- [EXERCISE OBJECTIVE]:
Could you rewrite the items from the first line through the line containing "- hero-title: What", inclusive, changing "cart-icon" to "basket-icon" and leaving everything else the same, and return only those lines?

- [MATERIAL FOR THIS TASK]:
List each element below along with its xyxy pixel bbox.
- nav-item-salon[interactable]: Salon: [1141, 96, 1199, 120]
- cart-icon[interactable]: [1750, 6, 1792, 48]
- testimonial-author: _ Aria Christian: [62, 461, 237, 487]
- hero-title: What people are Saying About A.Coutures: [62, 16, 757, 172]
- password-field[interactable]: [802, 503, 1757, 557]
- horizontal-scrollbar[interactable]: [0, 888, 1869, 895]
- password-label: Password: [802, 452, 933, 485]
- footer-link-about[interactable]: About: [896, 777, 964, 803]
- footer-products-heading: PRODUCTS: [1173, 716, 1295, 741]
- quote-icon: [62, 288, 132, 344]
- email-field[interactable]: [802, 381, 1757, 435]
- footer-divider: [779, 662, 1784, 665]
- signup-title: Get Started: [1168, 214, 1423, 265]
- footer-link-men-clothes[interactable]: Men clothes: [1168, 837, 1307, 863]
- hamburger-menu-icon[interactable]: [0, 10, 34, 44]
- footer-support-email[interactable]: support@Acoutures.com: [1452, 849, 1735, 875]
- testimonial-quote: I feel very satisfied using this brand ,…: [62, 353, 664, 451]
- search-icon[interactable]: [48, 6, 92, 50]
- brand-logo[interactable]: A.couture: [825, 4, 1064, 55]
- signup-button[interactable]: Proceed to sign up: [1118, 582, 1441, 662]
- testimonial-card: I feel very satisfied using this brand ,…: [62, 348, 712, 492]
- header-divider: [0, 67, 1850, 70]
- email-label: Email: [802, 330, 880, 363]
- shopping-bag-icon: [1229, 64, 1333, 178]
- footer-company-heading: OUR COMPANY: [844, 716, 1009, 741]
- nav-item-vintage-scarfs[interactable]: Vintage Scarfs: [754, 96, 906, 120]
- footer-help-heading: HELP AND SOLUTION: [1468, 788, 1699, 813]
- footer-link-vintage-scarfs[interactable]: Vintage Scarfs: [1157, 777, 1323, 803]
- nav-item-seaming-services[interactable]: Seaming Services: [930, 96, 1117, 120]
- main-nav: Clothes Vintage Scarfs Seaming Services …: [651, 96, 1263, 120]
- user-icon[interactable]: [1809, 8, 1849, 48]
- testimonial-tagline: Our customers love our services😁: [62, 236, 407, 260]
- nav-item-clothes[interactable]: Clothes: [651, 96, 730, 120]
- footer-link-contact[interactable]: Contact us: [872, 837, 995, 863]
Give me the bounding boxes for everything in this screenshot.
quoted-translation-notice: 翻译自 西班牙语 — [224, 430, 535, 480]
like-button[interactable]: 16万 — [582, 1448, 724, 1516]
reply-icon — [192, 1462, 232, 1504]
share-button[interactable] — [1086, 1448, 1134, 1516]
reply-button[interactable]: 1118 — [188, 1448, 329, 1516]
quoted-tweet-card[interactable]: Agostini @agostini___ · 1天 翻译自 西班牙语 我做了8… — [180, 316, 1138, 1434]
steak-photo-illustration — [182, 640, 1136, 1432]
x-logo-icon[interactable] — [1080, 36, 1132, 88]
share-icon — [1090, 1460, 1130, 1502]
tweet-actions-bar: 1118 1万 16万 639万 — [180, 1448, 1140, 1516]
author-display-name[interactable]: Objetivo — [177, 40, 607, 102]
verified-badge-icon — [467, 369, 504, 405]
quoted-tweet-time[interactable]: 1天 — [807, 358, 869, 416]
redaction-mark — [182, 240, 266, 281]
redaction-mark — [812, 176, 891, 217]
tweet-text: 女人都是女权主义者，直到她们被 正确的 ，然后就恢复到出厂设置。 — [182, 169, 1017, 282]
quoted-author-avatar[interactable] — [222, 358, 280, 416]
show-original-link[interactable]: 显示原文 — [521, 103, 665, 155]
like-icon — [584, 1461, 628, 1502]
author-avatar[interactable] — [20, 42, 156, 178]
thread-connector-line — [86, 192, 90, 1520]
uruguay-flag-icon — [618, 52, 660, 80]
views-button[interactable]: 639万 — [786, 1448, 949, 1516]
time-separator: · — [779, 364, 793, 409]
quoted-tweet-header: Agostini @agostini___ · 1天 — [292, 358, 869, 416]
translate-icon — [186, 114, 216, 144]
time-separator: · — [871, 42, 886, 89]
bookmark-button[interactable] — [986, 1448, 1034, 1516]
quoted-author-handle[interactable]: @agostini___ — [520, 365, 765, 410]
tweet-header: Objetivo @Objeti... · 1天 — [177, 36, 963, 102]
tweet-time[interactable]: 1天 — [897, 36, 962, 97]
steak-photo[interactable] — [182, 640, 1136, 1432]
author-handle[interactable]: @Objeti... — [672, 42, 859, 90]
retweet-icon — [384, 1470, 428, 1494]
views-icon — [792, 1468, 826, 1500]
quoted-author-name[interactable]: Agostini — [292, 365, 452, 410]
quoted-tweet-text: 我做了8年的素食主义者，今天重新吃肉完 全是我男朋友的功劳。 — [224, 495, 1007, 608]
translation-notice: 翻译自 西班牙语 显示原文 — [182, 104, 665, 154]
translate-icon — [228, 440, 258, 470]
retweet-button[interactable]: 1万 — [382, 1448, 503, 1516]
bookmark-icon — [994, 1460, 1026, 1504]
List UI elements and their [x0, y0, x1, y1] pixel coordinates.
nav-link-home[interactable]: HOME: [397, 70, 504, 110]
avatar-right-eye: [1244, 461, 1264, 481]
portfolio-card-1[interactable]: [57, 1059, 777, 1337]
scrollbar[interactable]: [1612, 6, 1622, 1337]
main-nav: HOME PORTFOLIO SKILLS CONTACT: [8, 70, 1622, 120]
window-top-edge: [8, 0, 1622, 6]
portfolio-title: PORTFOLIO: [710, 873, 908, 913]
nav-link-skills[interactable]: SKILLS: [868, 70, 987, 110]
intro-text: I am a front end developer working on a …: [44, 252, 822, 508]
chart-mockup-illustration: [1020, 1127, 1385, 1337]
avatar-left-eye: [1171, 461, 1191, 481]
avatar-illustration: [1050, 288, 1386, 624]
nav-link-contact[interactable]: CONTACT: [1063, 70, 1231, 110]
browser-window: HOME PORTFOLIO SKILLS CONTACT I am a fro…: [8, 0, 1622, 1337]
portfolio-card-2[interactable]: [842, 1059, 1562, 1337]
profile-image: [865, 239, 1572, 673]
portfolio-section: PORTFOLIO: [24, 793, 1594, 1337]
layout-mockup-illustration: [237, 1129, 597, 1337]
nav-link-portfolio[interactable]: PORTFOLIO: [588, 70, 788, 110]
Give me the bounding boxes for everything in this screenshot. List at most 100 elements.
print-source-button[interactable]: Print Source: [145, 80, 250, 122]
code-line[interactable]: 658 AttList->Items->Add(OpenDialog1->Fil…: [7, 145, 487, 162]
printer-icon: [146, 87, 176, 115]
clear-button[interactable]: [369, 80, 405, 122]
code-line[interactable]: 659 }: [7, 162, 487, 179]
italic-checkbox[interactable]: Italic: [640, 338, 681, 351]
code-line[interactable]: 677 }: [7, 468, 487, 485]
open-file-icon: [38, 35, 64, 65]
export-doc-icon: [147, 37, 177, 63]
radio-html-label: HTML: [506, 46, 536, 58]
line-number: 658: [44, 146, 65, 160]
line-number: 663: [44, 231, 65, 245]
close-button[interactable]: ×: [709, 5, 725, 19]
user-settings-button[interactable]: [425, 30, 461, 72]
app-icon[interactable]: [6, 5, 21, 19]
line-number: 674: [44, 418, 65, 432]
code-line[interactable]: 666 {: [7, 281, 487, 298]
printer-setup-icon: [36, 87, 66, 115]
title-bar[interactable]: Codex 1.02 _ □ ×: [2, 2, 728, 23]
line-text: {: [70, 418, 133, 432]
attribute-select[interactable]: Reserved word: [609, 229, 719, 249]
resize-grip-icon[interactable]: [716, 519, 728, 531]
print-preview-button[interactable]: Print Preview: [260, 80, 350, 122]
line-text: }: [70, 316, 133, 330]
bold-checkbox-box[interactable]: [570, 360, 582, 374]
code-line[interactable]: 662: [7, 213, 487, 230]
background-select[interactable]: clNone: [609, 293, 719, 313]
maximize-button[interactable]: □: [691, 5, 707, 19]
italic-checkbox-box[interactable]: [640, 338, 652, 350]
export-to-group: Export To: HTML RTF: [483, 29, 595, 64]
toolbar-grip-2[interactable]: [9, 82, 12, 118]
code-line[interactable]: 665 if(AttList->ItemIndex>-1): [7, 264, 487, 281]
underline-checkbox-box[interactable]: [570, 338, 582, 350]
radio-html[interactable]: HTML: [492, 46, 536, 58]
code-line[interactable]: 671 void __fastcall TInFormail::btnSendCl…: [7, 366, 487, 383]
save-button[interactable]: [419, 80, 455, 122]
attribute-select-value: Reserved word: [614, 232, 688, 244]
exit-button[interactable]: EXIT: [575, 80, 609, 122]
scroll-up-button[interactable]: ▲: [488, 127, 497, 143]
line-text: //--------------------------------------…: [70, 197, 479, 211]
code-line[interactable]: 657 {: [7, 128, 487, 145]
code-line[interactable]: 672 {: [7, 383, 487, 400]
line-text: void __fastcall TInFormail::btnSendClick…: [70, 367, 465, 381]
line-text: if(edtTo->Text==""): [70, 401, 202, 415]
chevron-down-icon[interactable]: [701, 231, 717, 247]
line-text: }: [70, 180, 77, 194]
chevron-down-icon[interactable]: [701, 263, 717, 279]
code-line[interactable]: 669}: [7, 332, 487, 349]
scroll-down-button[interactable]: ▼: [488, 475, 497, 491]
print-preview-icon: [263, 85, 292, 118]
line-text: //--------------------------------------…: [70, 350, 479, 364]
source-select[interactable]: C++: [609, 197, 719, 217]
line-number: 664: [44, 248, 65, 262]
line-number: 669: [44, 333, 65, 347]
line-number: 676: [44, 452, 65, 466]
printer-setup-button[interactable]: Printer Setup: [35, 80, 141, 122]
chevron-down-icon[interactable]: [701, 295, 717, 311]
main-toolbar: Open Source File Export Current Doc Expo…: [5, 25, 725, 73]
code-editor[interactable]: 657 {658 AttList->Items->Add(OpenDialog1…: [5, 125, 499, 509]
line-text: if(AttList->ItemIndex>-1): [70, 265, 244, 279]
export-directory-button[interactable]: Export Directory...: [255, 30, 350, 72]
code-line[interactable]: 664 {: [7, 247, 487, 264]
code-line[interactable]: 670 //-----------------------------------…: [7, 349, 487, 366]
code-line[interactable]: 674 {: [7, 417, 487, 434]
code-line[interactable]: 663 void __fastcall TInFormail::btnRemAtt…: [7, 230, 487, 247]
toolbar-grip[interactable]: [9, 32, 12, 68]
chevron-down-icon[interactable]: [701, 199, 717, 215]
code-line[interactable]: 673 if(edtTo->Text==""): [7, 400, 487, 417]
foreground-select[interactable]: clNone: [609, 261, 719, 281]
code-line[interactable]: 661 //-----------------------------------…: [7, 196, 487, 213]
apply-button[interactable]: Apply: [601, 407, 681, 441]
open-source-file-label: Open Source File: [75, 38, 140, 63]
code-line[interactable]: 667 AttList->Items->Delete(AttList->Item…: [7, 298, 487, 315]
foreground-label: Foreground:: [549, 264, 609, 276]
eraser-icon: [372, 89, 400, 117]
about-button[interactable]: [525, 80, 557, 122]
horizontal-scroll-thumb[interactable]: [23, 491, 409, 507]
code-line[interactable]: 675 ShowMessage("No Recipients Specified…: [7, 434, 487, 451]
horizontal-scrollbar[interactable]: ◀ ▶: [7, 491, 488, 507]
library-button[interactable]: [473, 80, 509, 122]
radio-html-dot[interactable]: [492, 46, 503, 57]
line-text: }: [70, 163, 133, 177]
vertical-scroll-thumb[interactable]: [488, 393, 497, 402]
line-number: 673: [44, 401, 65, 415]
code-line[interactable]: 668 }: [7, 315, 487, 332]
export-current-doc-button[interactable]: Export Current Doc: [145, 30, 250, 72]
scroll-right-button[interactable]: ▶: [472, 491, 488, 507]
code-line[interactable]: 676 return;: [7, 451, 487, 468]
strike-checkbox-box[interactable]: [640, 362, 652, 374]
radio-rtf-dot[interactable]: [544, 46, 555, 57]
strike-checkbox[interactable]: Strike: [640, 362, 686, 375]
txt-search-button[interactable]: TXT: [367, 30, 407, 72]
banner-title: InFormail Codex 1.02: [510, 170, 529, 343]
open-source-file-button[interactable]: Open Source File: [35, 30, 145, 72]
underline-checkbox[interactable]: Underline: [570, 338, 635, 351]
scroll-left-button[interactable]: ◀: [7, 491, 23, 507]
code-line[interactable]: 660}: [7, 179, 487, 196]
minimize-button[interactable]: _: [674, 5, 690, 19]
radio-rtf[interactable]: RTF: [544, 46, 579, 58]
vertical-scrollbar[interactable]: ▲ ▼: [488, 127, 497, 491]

- [OUTPUT BELOW]:
List each element below along with its xyxy pixel bbox.
- nav-item-salon[interactable]: Salon: [1141, 96, 1199, 120]
- basket-icon[interactable]: [1750, 6, 1792, 48]
- testimonial-author: _ Aria Christian: [62, 461, 237, 487]
- hero-title: What people are Saying About A.Coutures: [62, 16, 757, 172]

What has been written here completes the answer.